▸ WHAT THE EXERCISE ASKS:
Quote the whole listing word for word. Do not include the pictures.

-- BEGIN --

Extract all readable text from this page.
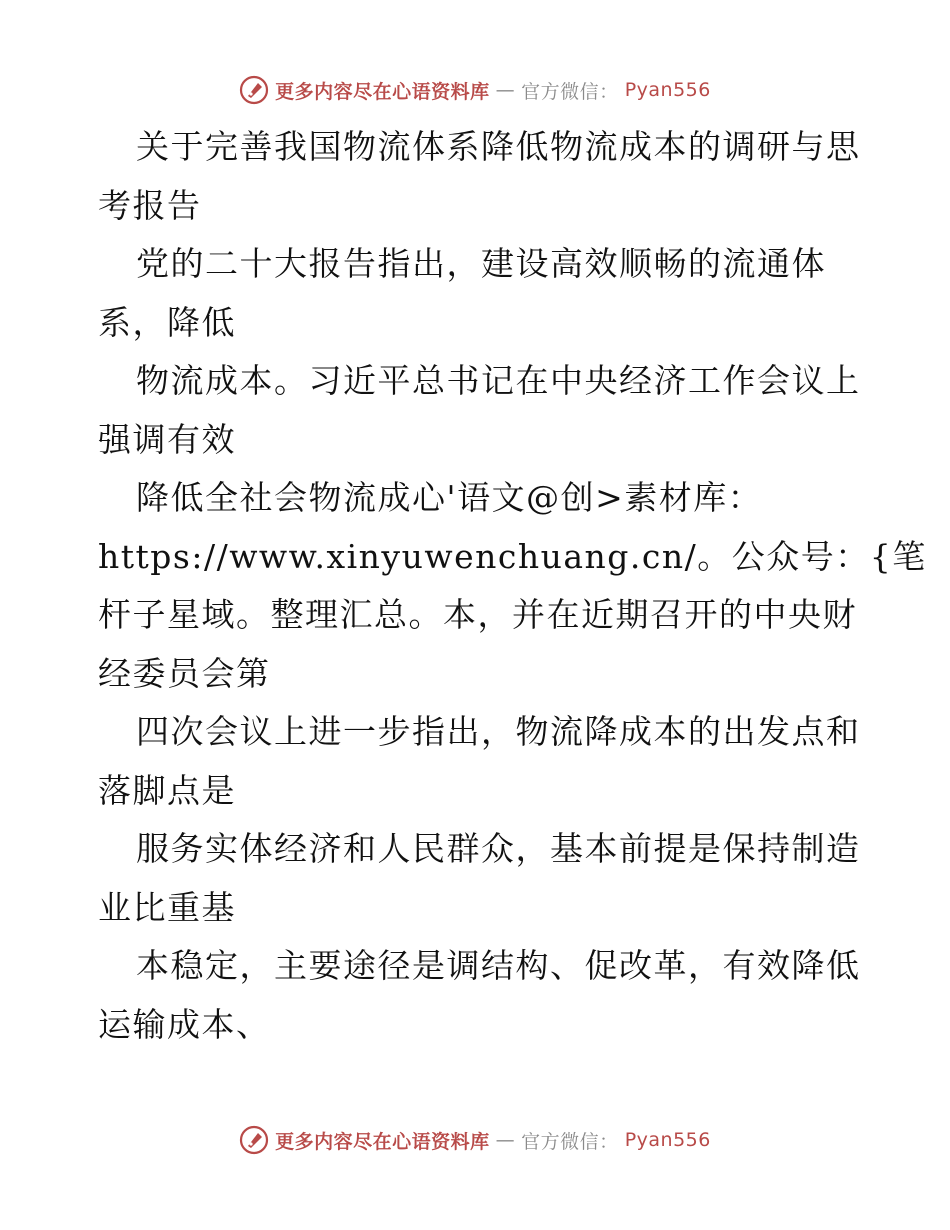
更多内容尽在心语资料库 — 官方微信： Pyan556
关于完善我国物流体系降低物流成本的调研与思
考报告
党的二十大报告指出，建设高效顺畅的流通体
系，降低
物流成本。习近平总书记在中央经济工作会议上
强调有效
降低全社会物流成心'语文@创>素材库：
https://www.xinyuwenchuang.cn/。公众号：{笔
杆子星域。整理汇总。本，并在近期召开的中央财
经委员会第
四次会议上进一步指出，物流降成本的出发点和
落脚点是
服务实体经济和人民群众，基本前提是保持制造
业比重基
本稳定，主要途径是调结构、促改革，有效降低
运输成本、
更多内容尽在心语资料库 — 官方微信： Pyan556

-- END --

▸ CORRECT RESULT:
Extract all readable text from this page.
更多内容尽在心语资料库 — 官方微信： Pyan556
关于完善我国物流体系降低物流成本的调研与思
考报告
党的二十大报告指出，建设高效顺畅的流通体
系，降低
物流成本。习近平总书记在中央经济工作会议上
强调有效
降低全社会物流成心'语文@创>素材库：
https://www.xinyuwenchuang.cn/。公众号：{笔
杆子星域。整理汇总。本，并在近期召开的中央财
经委员会第
四次会议上进一步指出，物流降成本的出发点和
落脚点是
服务实体经济和人民群众，基本前提是保持制造
业比重基
本稳定，主要途径是调结构、促改革，有效降低
运输成本、
更多内容尽在心语资料库 — 官方微信： Pyan556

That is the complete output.